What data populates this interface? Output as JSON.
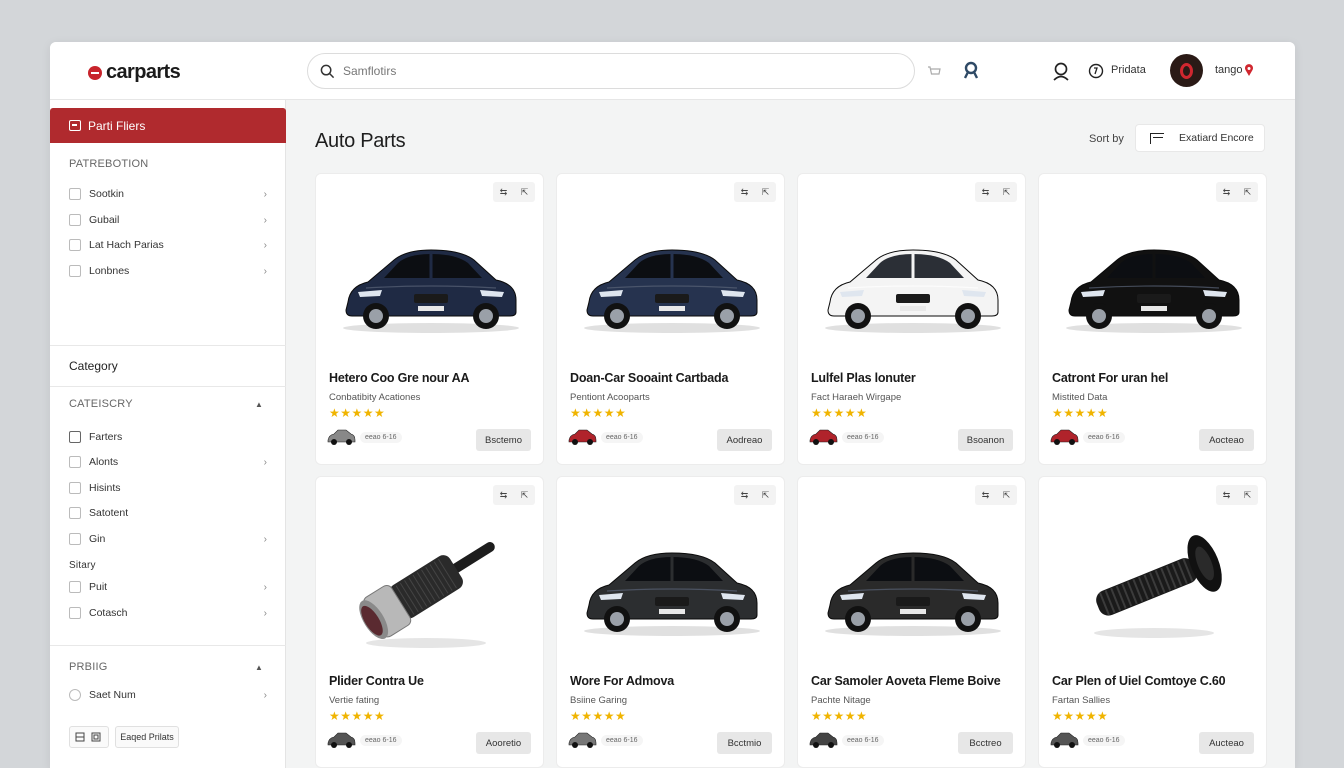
{
  "app": {
    "logo": "carparts",
    "search_placeholder": "Samflotirs",
    "menu_label": "Pridata",
    "user_label": "tango"
  },
  "sidebar": {
    "header": "Parti Fliers",
    "section1_title": "PATREBOTION",
    "section1_items": [
      {
        "label": "Sootkin"
      },
      {
        "label": "Gubail"
      },
      {
        "label": "Lat Hach Parias"
      },
      {
        "label": "Lonbnes"
      }
    ],
    "category_title": "Category",
    "section2_title": "CATEISCRY",
    "section2_items": [
      {
        "label": "Farters"
      },
      {
        "label": "Alonts"
      },
      {
        "label": "Hisints"
      },
      {
        "label": "Satotent"
      },
      {
        "label": "Gin"
      }
    ],
    "section3_title": "Sitary",
    "section3_items": [
      {
        "label": "Puit"
      },
      {
        "label": "Cotasch"
      }
    ],
    "section4_title": "PRBIIG",
    "section4_items": [
      {
        "label": "Saet Num"
      }
    ],
    "bottom_button": "Eaqed Prilats"
  },
  "main": {
    "title": "Auto Parts",
    "sort_label": "Sort by",
    "sort_value": "Exatiard Encore"
  },
  "products": [
    {
      "title": "Hetero Coo Gre nour AA",
      "subtitle": "Conbatibity Acationes",
      "stars": "★★★★★",
      "meta": "eeao 6-16",
      "button": "Bsctemo",
      "color": "#1f2a44",
      "kind": "car"
    },
    {
      "title": "Doan-Car Sooaint Cartbada",
      "subtitle": "Pentiont Acooparts",
      "stars": "★★★★★",
      "meta": "eeao 6-16",
      "button": "Aodreao",
      "color": "#26334f",
      "kind": "car"
    },
    {
      "title": "Lulfel Plas lonuter",
      "subtitle": "Fact Haraeh Wirgape",
      "stars": "★★★★★",
      "meta": "eeao 6-16",
      "button": "Bsoanon",
      "color": "#f4f4f4",
      "kind": "car"
    },
    {
      "title": "Catront For uran hel",
      "subtitle": "Mistited Data",
      "stars": "★★★★★",
      "meta": "eeao 6-16",
      "button": "Aocteao",
      "color": "#111111",
      "kind": "car"
    },
    {
      "title": "Plider Contra Ue",
      "subtitle": "Vertie fating",
      "stars": "★★★★★",
      "meta": "eeao 6-16",
      "button": "Aooretio",
      "color": "#3a3a3a",
      "kind": "part"
    },
    {
      "title": "Wore For Admova",
      "subtitle": "Bsiine Garing",
      "stars": "★★★★★",
      "meta": "eeao 6-16",
      "button": "Bcctmio",
      "color": "#2c2e30",
      "kind": "car"
    },
    {
      "title": "Car Samoler Aoveta Fleme Boive",
      "subtitle": "Pachte Nitage",
      "stars": "★★★★★",
      "meta": "eeao 6-16",
      "button": "Bcctreo",
      "color": "#2a2a2a",
      "kind": "car"
    },
    {
      "title": "Car Plen of Uiel Comtoye C.60",
      "subtitle": "Fartan Sallies",
      "stars": "★★★★★",
      "meta": "eeao 6-16",
      "button": "Aucteao",
      "color": "#1c1c1c",
      "kind": "bolt"
    }
  ]
}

+-------+

§ What is being asked:
Leave out the pictures and restate everything else word for word.

§ Output for this exercise:
What data populates this interface? Output as JSON.
{
  "app": {
    "logo": "carparts",
    "search_placeholder": "Samflotirs",
    "menu_label": "Pridata",
    "user_label": "tango"
  },
  "sidebar": {
    "header": "Parti Fliers",
    "section1_title": "PATREBOTION",
    "section1_items": [
      {
        "label": "Sootkin"
      },
      {
        "label": "Gubail"
      },
      {
        "label": "Lat Hach Parias"
      },
      {
        "label": "Lonbnes"
      }
    ],
    "category_title": "Category",
    "section2_title": "CATEISCRY",
    "section2_items": [
      {
        "label": "Farters"
      },
      {
        "label": "Alonts"
      },
      {
        "label": "Hisints"
      },
      {
        "label": "Satotent"
      },
      {
        "label": "Gin"
      }
    ],
    "section3_title": "Sitary",
    "section3_items": [
      {
        "label": "Puit"
      },
      {
        "label": "Cotasch"
      }
    ],
    "section4_title": "PRBIIG",
    "section4_items": [
      {
        "label": "Saet Num"
      }
    ],
    "bottom_button": "Eaqed Prilats"
  },
  "main": {
    "title": "Auto Parts",
    "sort_label": "Sort by",
    "sort_value": "Exatiard Encore"
  },
  "products": [
    {
      "title": "Hetero Coo Gre nour AA",
      "subtitle": "Conbatibity Acationes",
      "stars": "★★★★★",
      "meta": "eeao 6-16",
      "button": "Bsctemo",
      "color": "#1f2a44",
      "kind": "car"
    },
    {
      "title": "Doan-Car Sooaint Cartbada",
      "subtitle": "Pentiont Acooparts",
      "stars": "★★★★★",
      "meta": "eeao 6-16",
      "button": "Aodreao",
      "color": "#26334f",
      "kind": "car"
    },
    {
      "title": "Lulfel Plas lonuter",
      "subtitle": "Fact Haraeh Wirgape",
      "stars": "★★★★★",
      "meta": "eeao 6-16",
      "button": "Bsoanon",
      "color": "#f4f4f4",
      "kind": "car"
    },
    {
      "title": "Catront For uran hel",
      "subtitle": "Mistited Data",
      "stars": "★★★★★",
      "meta": "eeao 6-16",
      "button": "Aocteao",
      "color": "#111111",
      "kind": "car"
    },
    {
      "title": "Plider Contra Ue",
      "subtitle": "Vertie fating",
      "stars": "★★★★★",
      "meta": "eeao 6-16",
      "button": "Aooretio",
      "color": "#3a3a3a",
      "kind": "part"
    },
    {
      "title": "Wore For Admova",
      "subtitle": "Bsiine Garing",
      "stars": "★★★★★",
      "meta": "eeao 6-16",
      "button": "Bcctmio",
      "color": "#2c2e30",
      "kind": "car"
    },
    {
      "title": "Car Samoler Aoveta Fleme Boive",
      "subtitle": "Pachte Nitage",
      "stars": "★★★★★",
      "meta": "eeao 6-16",
      "button": "Bcctreo",
      "color": "#2a2a2a",
      "kind": "car"
    },
    {
      "title": "Car Plen of Uiel Comtoye C.60",
      "subtitle": "Fartan Sallies",
      "stars": "★★★★★",
      "meta": "eeao 6-16",
      "button": "Aucteao",
      "color": "#1c1c1c",
      "kind": "bolt"
    }
  ]
}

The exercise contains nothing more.